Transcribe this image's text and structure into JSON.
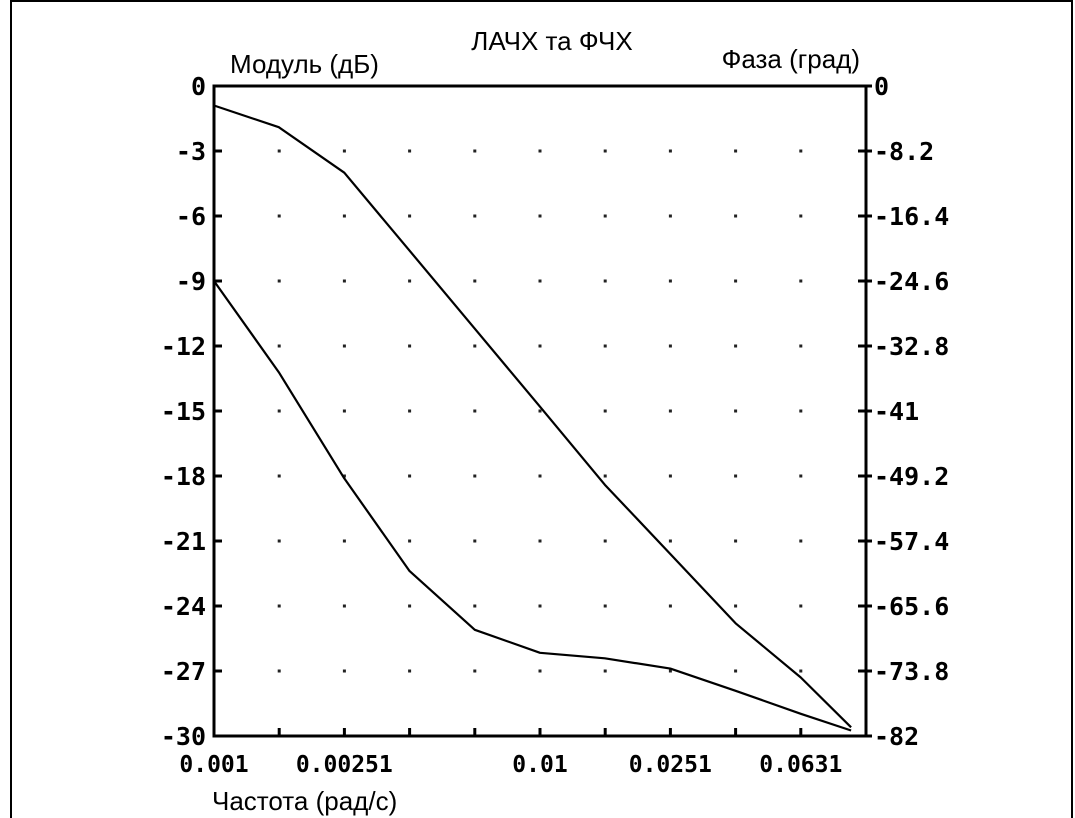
{
  "chart_data": {
    "type": "line",
    "title": "ЛАЧХ та ФЧХ",
    "xlabel": "Частота (рад/с)",
    "ylabel_left": "Модуль (дБ)",
    "ylabel_right": "Фаза (град)",
    "x_scale": "log",
    "xlim": [
      0.001,
      0.1
    ],
    "ylim_left": [
      -30,
      0
    ],
    "ylim_right": [
      -82,
      0
    ],
    "grid": "dotted",
    "x_tick_labels": [
      {
        "value": 0.001,
        "label": "0.001"
      },
      {
        "value": 0.00251,
        "label": "0.00251"
      },
      {
        "value": 0.01,
        "label": "0.01"
      },
      {
        "value": 0.0251,
        "label": "0.0251"
      },
      {
        "value": 0.0631,
        "label": "0.0631"
      }
    ],
    "y_left_ticks": [
      "0",
      "-3",
      "-6",
      "-9",
      "-12",
      "-15",
      "-18",
      "-21",
      "-24",
      "-27",
      "-30"
    ],
    "y_right_ticks": [
      "0",
      "-8.2",
      "-16.4",
      "-24.6",
      "-32.8",
      "-41",
      "-49.2",
      "-57.4",
      "-65.6",
      "-73.8",
      "-82"
    ],
    "series": [
      {
        "axis": "left",
        "values": [
          {
            "x": 0.001,
            "y": -0.9
          },
          {
            "x": 0.00158,
            "y": -1.9
          },
          {
            "x": 0.00251,
            "y": -4.0
          },
          {
            "x": 0.00398,
            "y": -7.6
          },
          {
            "x": 0.00631,
            "y": -11.2
          },
          {
            "x": 0.01,
            "y": -14.8
          },
          {
            "x": 0.0158,
            "y": -18.4
          },
          {
            "x": 0.0251,
            "y": -21.6
          },
          {
            "x": 0.0398,
            "y": -24.8
          },
          {
            "x": 0.0631,
            "y": -27.3
          },
          {
            "x": 0.09,
            "y": -29.6
          }
        ]
      },
      {
        "axis": "right",
        "values": [
          {
            "x": 0.001,
            "y": -24.6
          },
          {
            "x": 0.00158,
            "y": -36.1
          },
          {
            "x": 0.00251,
            "y": -49.5
          },
          {
            "x": 0.00398,
            "y": -61.2
          },
          {
            "x": 0.00631,
            "y": -68.6
          },
          {
            "x": 0.01,
            "y": -71.5
          },
          {
            "x": 0.0158,
            "y": -72.2
          },
          {
            "x": 0.0251,
            "y": -73.5
          },
          {
            "x": 0.0398,
            "y": -76.3
          },
          {
            "x": 0.0631,
            "y": -79.2
          },
          {
            "x": 0.09,
            "y": -81.3
          }
        ]
      }
    ]
  }
}
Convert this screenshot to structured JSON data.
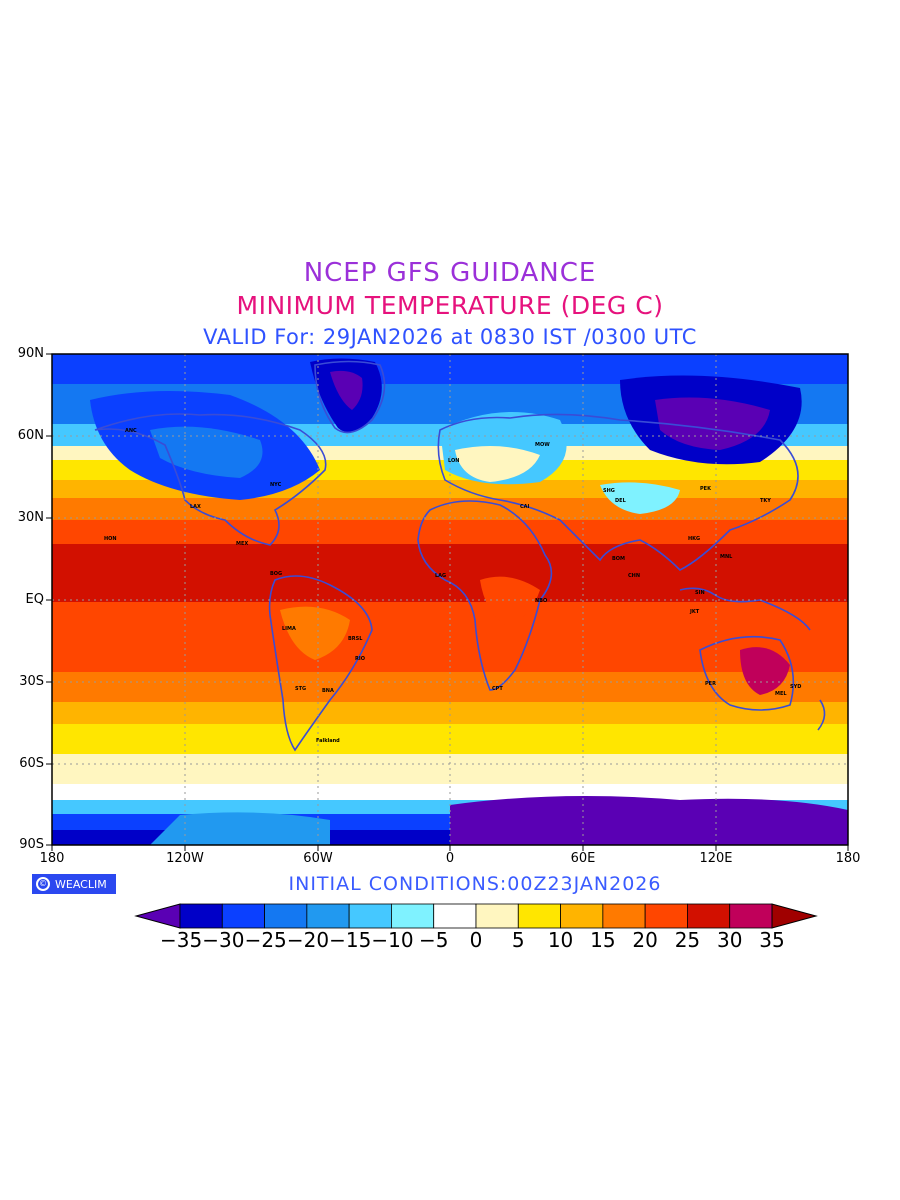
{
  "title": {
    "line1": "NCEP GFS GUIDANCE",
    "line2": "MINIMUM TEMPERATURE (DEG C)",
    "line3": "VALID For: 29JAN2026 at 0830 IST /0300 UTC"
  },
  "axes": {
    "lat_labels": [
      "90N",
      "60N",
      "30N",
      "EQ",
      "30S",
      "60S",
      "90S"
    ],
    "lon_labels": [
      "180",
      "120W",
      "60W",
      "0",
      "60E",
      "120E",
      "180"
    ]
  },
  "footer": {
    "logo_text": "WEACLIM",
    "initial_conditions": "INITIAL CONDITIONS:00Z23JAN2026"
  },
  "colorbar": {
    "labels": [
      "-35",
      "-30",
      "-25",
      "-20",
      "-15",
      "-10",
      "-5",
      "0",
      "5",
      "10",
      "15",
      "20",
      "25",
      "30",
      "35"
    ],
    "colors": [
      "#0000c8",
      "#0b40ff",
      "#1478f2",
      "#2199f0",
      "#45c8ff",
      "#7ff2ff",
      "#ffffff",
      "#fff6c0",
      "#ffe600",
      "#ffb400",
      "#ff7a00",
      "#ff4600",
      "#d21000",
      "#c0005a"
    ],
    "under_color": "#5a00b4",
    "over_color": "#a00000"
  },
  "map": {
    "station_labels": [
      "MOW",
      "SHG",
      "TKY",
      "LON",
      "NYC",
      "HON",
      "BOG",
      "BRSL",
      "CPT",
      "MEL",
      "PEK",
      "DEL",
      "BOM",
      "CHN",
      "HKG",
      "MNL",
      "SIN",
      "JKT",
      "PER",
      "SYD",
      "NBO",
      "CAI",
      "LAG",
      "ANC",
      "LAX",
      "MEX",
      "LIMA",
      "STG",
      "BNA",
      "RIO",
      "Falkland"
    ]
  }
}
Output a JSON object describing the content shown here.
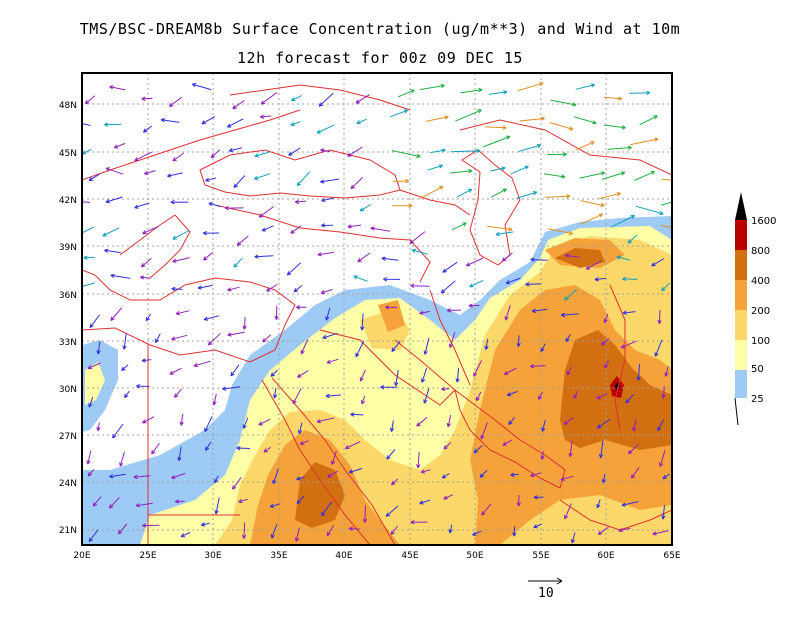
{
  "title": {
    "line1": "TMS/BSC-DREAM8b Surface Concentration (ug/m**3) and Wind at 10m",
    "line2": "12h forecast for 00z 09 DEC 15"
  },
  "map": {
    "lon_range": [
      20,
      65
    ],
    "lat_range": [
      20,
      50
    ],
    "x_ticks": [
      "20E",
      "25E",
      "30E",
      "35E",
      "40E",
      "45E",
      "50E",
      "55E",
      "60E",
      "65E"
    ],
    "y_ticks": [
      "21N",
      "24N",
      "27N",
      "30N",
      "33N",
      "36N",
      "39N",
      "42N",
      "45N",
      "48N"
    ],
    "gridlines": true,
    "borders_color": "#e03030"
  },
  "colorbar": {
    "levels": [
      "25",
      "50",
      "100",
      "200",
      "400",
      "800",
      "1600"
    ],
    "colors": [
      "#9ecbf5",
      "#ffffa8",
      "#fcd86a",
      "#f5a23a",
      "#d26f10",
      "#b80000",
      "#000000"
    ]
  },
  "wind_reference": {
    "label": "10"
  }
}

▸ **THE REQUEST**
For the string "this", count the lines of the entries above that include it; answer with the number only.

▸ **EXERCISE ANSWER**
2